__Task objective__
Gather the lines below that include the string "parents", copying each in full.

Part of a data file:
--- --- ---

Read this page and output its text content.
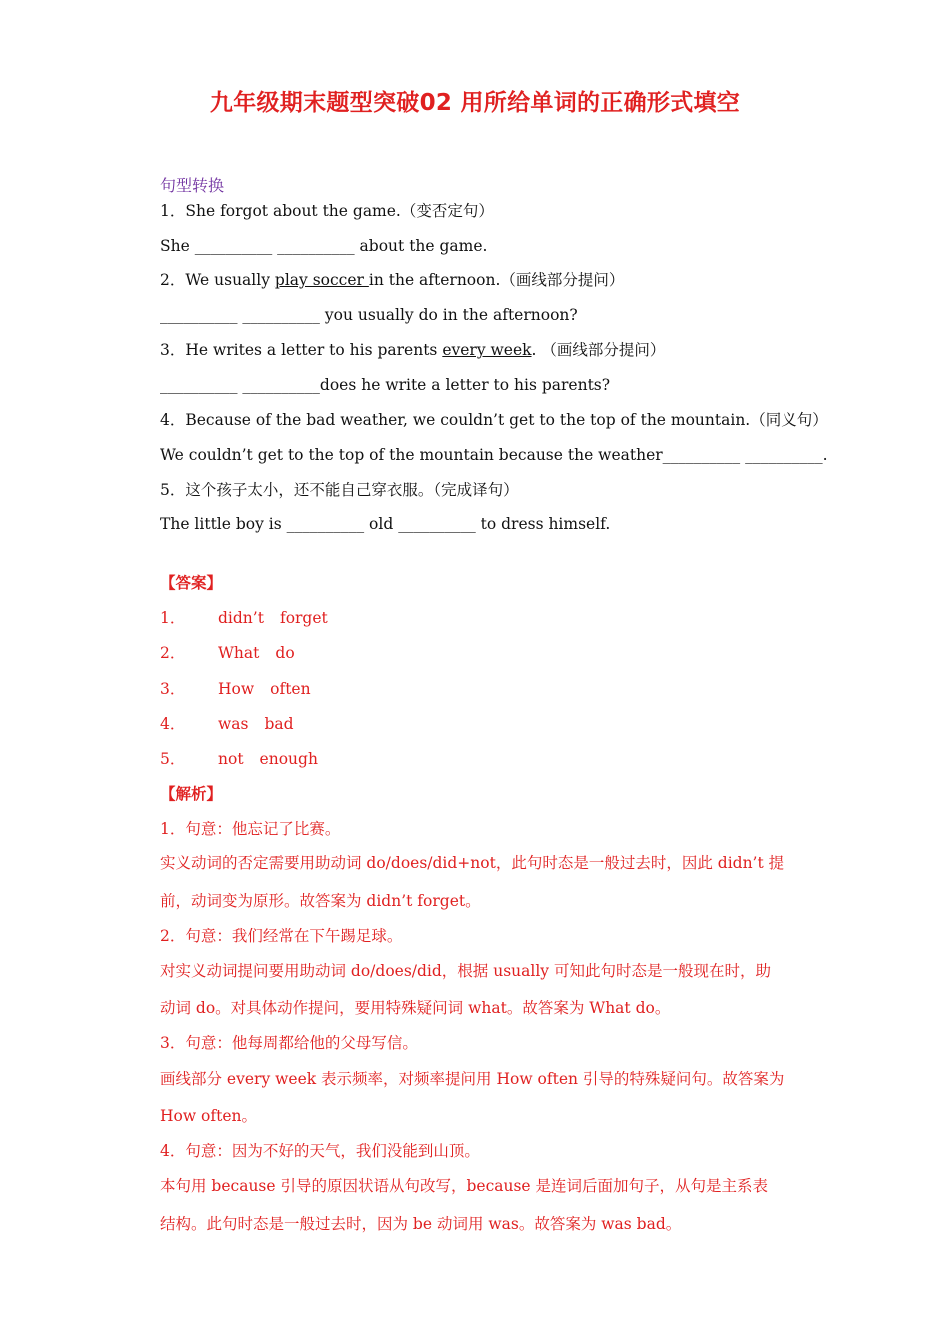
九年级期末题型突破02 用所给单词的正确形式填空
句型转换
1．She forgot about the game.（变否定句）
She __________ __________ about the game.
2．We usually play soccer in the afternoon.（画线部分提问）
__________ __________ you usually do in the afternoon?
3．He writes a letter to his parents every week. （画线部分提问）
__________ __________does he write a letter to his parents?
4．Because of the bad weather, we couldn’t get to the top of the mountain.（同义句）
We couldn’t get to the top of the mountain because the weather__________ __________.
5．这个孩子太小，还不能自己穿衣服。（完成译句）
The little boy is __________ old __________ to dress himself.
【答案】
1． didn’t forget
2． What do
3． How often
4． was bad
5． not enough
【解析】
1．句意：他忘记了比赛。
实义动词的否定需要用助动词 do/does/did+not，此句时态是一般过去时，因此 didn’t 提
前，动词变为原形。故答案为 didn’t forget。
2．句意：我们经常在下午踢足球。
对实义动词提问要用助动词 do/does/did，根据 usually 可知此句时态是一般现在时，助
动词 do。对具体动作提问，要用特殊疑问词 what。故答案为 What do。
3．句意：他每周都给他的父母写信。
画线部分 every week 表示频率，对频率提问用 How often 引导的特殊疑问句。故答案为
How often。
4．句意：因为不好的天气，我们没能到山顶。
本句用 because 引导的原因状语从句改写，because 是连词后面加句子，从句是主系表
结构。此句时态是一般过去时，因为 be 动词用 was。故答案为 was bad。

--- --- ---

__Result below__
3．He writes a letter to his parents every week. （画线部分提问）
__________ __________does he write a letter to his parents?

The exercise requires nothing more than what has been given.